## Your goal
Identify the lines holding "text" and copy them.
*** Records supplied ***
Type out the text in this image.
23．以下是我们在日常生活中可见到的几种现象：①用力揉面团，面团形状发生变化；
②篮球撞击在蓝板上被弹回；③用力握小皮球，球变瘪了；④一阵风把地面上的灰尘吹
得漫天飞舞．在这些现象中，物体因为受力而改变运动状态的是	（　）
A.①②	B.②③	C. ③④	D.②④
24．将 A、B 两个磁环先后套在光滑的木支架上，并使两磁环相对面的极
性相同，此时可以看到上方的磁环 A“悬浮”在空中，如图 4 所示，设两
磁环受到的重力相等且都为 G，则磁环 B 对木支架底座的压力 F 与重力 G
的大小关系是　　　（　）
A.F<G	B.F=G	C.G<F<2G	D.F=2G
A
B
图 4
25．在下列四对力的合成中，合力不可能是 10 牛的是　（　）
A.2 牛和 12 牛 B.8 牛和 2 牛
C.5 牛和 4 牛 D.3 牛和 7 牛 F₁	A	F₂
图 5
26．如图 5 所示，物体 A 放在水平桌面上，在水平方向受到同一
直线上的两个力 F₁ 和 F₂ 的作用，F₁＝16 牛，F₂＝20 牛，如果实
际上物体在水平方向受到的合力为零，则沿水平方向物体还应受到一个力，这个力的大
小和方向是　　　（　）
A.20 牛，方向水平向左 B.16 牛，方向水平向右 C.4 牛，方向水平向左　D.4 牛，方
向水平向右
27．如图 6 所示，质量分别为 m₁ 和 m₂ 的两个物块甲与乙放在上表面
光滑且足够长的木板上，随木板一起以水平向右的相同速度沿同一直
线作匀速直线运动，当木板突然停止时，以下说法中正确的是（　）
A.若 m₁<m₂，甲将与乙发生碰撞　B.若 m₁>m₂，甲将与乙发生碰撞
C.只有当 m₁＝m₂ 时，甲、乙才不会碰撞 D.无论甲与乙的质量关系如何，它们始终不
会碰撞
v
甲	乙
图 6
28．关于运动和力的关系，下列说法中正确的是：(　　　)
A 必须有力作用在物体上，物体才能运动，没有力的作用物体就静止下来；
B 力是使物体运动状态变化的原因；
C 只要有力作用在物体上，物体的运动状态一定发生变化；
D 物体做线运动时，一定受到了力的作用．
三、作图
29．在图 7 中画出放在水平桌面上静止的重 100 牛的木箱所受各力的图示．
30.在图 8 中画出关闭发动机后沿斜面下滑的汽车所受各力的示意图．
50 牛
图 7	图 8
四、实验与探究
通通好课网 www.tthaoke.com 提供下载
***
*** Records supplied ***
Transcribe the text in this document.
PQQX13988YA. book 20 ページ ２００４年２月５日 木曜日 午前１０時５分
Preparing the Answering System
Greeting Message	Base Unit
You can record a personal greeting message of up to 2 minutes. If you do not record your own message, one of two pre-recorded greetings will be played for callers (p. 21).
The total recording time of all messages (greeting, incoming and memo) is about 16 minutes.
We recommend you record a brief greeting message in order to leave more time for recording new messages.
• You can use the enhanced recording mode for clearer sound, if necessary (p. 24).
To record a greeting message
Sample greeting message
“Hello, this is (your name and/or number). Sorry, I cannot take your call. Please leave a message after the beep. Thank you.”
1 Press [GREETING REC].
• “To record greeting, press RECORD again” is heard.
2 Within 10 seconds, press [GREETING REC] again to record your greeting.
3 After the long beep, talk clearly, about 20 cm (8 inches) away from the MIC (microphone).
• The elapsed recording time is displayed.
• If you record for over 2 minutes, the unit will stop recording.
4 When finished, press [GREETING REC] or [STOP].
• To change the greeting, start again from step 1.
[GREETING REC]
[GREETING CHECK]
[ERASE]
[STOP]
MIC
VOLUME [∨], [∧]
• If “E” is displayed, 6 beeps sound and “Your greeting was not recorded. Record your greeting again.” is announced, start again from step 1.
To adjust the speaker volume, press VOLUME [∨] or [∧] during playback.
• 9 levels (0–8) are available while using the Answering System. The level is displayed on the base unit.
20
***
## Result below
Type out the text in this image.
Transcribe the text in this document.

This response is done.